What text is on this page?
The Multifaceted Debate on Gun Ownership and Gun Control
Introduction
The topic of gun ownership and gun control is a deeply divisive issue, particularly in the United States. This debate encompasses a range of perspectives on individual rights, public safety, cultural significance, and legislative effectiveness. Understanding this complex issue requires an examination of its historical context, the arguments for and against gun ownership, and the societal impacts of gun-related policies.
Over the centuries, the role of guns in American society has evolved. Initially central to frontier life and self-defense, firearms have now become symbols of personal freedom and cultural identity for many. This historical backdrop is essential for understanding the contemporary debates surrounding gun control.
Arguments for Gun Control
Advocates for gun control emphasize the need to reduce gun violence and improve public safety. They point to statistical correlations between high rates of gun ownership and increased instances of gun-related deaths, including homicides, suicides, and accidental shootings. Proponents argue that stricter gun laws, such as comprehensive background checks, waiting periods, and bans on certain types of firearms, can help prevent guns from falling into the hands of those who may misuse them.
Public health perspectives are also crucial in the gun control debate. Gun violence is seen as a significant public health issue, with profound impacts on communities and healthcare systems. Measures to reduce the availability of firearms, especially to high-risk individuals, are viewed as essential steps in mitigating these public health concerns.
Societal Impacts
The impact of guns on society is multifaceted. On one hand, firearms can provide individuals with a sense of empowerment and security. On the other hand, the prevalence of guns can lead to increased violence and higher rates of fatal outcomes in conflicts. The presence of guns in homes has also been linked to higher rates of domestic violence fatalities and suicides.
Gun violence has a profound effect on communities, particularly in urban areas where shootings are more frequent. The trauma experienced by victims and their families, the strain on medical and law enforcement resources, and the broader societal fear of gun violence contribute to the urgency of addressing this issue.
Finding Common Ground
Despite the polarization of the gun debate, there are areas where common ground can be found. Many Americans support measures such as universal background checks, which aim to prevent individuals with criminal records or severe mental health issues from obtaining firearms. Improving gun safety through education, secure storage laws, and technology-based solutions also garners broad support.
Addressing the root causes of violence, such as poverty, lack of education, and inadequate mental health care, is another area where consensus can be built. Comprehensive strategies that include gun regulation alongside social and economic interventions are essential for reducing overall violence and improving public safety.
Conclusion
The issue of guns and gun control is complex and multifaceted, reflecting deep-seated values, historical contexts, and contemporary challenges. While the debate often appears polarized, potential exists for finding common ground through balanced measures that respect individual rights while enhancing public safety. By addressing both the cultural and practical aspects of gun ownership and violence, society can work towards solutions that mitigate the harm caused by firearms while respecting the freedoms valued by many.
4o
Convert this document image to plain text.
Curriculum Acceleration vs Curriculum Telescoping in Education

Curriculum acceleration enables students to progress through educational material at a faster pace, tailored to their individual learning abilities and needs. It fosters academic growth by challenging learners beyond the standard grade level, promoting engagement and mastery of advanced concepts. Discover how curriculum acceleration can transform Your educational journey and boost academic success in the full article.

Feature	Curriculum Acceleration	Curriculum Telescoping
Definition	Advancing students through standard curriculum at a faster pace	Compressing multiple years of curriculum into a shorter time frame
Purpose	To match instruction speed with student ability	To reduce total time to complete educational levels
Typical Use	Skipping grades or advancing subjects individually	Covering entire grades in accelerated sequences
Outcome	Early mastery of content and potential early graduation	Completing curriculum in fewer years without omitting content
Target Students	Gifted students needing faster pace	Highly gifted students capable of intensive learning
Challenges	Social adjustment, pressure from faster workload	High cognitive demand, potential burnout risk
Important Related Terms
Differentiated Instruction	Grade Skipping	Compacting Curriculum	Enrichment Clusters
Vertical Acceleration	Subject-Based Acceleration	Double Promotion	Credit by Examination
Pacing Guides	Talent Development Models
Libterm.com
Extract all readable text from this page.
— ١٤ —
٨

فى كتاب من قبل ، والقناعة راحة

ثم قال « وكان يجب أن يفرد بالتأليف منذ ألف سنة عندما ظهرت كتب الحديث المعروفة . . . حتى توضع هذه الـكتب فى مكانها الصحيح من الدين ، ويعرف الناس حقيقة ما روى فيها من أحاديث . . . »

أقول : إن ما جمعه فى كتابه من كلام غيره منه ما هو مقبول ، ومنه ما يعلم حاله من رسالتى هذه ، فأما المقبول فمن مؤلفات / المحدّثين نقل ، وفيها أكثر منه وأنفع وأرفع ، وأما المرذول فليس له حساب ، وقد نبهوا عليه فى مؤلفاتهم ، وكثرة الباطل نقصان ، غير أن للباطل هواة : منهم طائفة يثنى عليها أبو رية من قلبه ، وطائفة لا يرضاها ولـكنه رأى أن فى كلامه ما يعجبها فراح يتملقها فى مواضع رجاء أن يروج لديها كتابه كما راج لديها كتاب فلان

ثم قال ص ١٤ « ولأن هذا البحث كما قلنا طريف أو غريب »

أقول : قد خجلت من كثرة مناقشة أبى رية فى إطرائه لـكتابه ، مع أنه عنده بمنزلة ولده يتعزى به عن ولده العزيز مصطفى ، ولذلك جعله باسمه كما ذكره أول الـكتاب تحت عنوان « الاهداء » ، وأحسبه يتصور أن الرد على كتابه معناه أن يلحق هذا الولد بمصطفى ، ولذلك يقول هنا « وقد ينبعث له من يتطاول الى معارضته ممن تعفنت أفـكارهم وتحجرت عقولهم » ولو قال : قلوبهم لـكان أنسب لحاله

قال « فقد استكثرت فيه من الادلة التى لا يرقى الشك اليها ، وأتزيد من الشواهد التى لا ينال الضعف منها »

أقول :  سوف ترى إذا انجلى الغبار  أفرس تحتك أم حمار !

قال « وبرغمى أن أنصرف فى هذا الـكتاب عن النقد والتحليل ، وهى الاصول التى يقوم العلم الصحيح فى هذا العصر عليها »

========

GIVEN EXERCISE: Reproduce the full listing exactly.

EXERCISE RESULT:
What text is on this page?
The Multifaceted Debate on Gun Ownership and Gun Control
Introduction
The topic of gun ownership and gun control is a deeply divisive issue, particularly in the United States. This debate encompasses a range of perspectives on individual rights, public safety, cultural significance, and legislative effectiveness. Understanding this complex issue requires an examination of its historical context, the arguments for and against gun ownership, and the societal impacts of gun-related policies.
Over the centuries, the role of guns in American society has evolved. Initially central to frontier life and self-defense, firearms have now become symbols of personal freedom and cultural identity for many. This historical backdrop is essential for understanding the contemporary debates surrounding gun control.
Arguments for Gun Control
Advocates for gun control emphasize the need to reduce gun violence and improve public safety. They point to statistical correlations between high rates of gun ownership and increased instances of gun-related deaths, including homicides, suicides, and accidental shootings. Proponents argue that stricter gun laws, such as comprehensive background checks, waiting periods, and bans on certain types of firearms, can help prevent guns from falling into the hands of those who may misuse them.
Public health perspectives are also crucial in the gun control debate. Gun violence is seen as a significant public health issue, with profound impacts on communities and healthcare systems. Measures to reduce the availability of firearms, especially to high-risk individuals, are viewed as essential steps in mitigating these public health concerns.
Societal Impacts
The impact of guns on society is multifaceted. On one hand, firearms can provide individuals with a sense of empowerment and security. On the other hand, the prevalence of guns can lead to increased violence and higher rates of fatal outcomes in conflicts. The presence of guns in homes has also been linked to higher rates of domestic violence fatalities and suicides.
Gun violence has a profound effect on communities, particularly in urban areas where shootings are more frequent. The trauma experienced by victims and their families, the strain on medical and law enforcement resources, and the broader societal fear of gun violence contribute to the urgency of addressing this issue.
Finding Common Ground
Despite the polarization of the gun debate, there are areas where common ground can be found. Many Americans support measures such as universal background checks, which aim to prevent individuals with criminal records or severe mental health issues from obtaining firearms. Improving gun safety through education, secure storage laws, and technology-based solutions also garners broad support.
Addressing the root causes of violence, such as poverty, lack of education, and inadequate mental health care, is another area where consensus can be built. Comprehensive strategies that include gun regulation alongside social and economic interventions are essential for reducing overall violence and improving public safety.
Conclusion
The issue of guns and gun control is complex and multifaceted, reflecting deep-seated values, historical contexts, and contemporary challenges. While the debate often appears polarized, potential exists for finding common ground through balanced measures that respect individual rights while enhancing public safety. By addressing both the cultural and practical aspects of gun ownership and violence, society can work towards solutions that mitigate the harm caused by firearms while respecting the freedoms valued by many.
4o
Convert this document image to plain text.
Curriculum Acceleration vs Curriculum Telescoping in Education

Curriculum acceleration enables students to progress through educational material at a faster pace, tailored to their individual learning abilities and needs. It fosters academic growth by challenging learners beyond the standard grade level, promoting engagement and mastery of advanced concepts. Discover how curriculum acceleration can transform Your educational journey and boost academic success in the full article.

Feature	Curriculum Acceleration	Curriculum Telescoping
Definition	Advancing students through standard curriculum at a faster pace	Compressing multiple years of curriculum into a shorter time frame
Purpose	To match instruction speed with student ability	To reduce total time to complete educational levels
Typical Use	Skipping grades or advancing subjects individually	Covering entire grades in accelerated sequences
Outcome	Early mastery of content and potential early graduation	Completing curriculum in fewer years without omitting content
Target Students	Gifted students needing faster pace	Highly gifted students capable of intensive learning
Challenges	Social adjustment, pressure from faster workload	High cognitive demand, potential burnout risk
Important Related Terms
Differentiated Instruction	Grade Skipping	Compacting Curriculum	Enrichment Clusters
Vertical Acceleration	Subject-Based Acceleration	Double Promotion	Credit by Examination
Pacing Guides	Talent Development Models
Libterm.com
Extract all readable text from this page.
— ١٤ —
٨

فى كتاب من قبل ، والقناعة راحة

ثم قال « وكان يجب أن يفرد بالتأليف منذ ألف سنة عندما ظهرت كتب الحديث المعروفة . . . حتى توضع هذه الـكتب فى مكانها الصحيح من الدين ، ويعرف الناس حقيقة ما روى فيها من أحاديث . . . »

أقول : إن ما جمعه فى كتابه من كلام غيره منه ما هو مقبول ، ومنه ما يعلم حاله من رسالتى هذه ، فأما المقبول فمن مؤلفات / المحدّثين نقل ، وفيها أكثر منه وأنفع وأرفع ، وأما المرذول فليس له حساب ، وقد نبهوا عليه فى مؤلفاتهم ، وكثرة الباطل نقصان ، غير أن للباطل هواة : منهم طائفة يثنى عليها أبو رية من قلبه ، وطائفة لا يرضاها ولـكنه رأى أن فى كلامه ما يعجبها فراح يتملقها فى مواضع رجاء أن يروج لديها كتابه كما راج لديها كتاب فلان

ثم قال ص ١٤ « ولأن هذا البحث كما قلنا طريف أو غريب »

أقول : قد خجلت من كثرة مناقشة أبى رية فى إطرائه لـكتابه ، مع أنه عنده بمنزلة ولده يتعزى به عن ولده العزيز مصطفى ، ولذلك جعله باسمه كما ذكره أول الـكتاب تحت عنوان « الاهداء » ، وأحسبه يتصور أن الرد على كتابه معناه أن يلحق هذا الولد بمصطفى ، ولذلك يقول هنا « وقد ينبعث له من يتطاول الى معارضته ممن تعفنت أفـكارهم وتحجرت عقولهم » ولو قال : قلوبهم لـكان أنسب لحاله

قال « فقد استكثرت فيه من الادلة التى لا يرقى الشك اليها ، وأتزيد من الشواهد التى لا ينال الضعف منها »

أقول :  سوف ترى إذا انجلى الغبار  أفرس تحتك أم حمار !

قال « وبرغمى أن أنصرف فى هذا الـكتاب عن النقد والتحليل ، وهى الاصول التى يقوم العلم الصحيح فى هذا العصر عليها »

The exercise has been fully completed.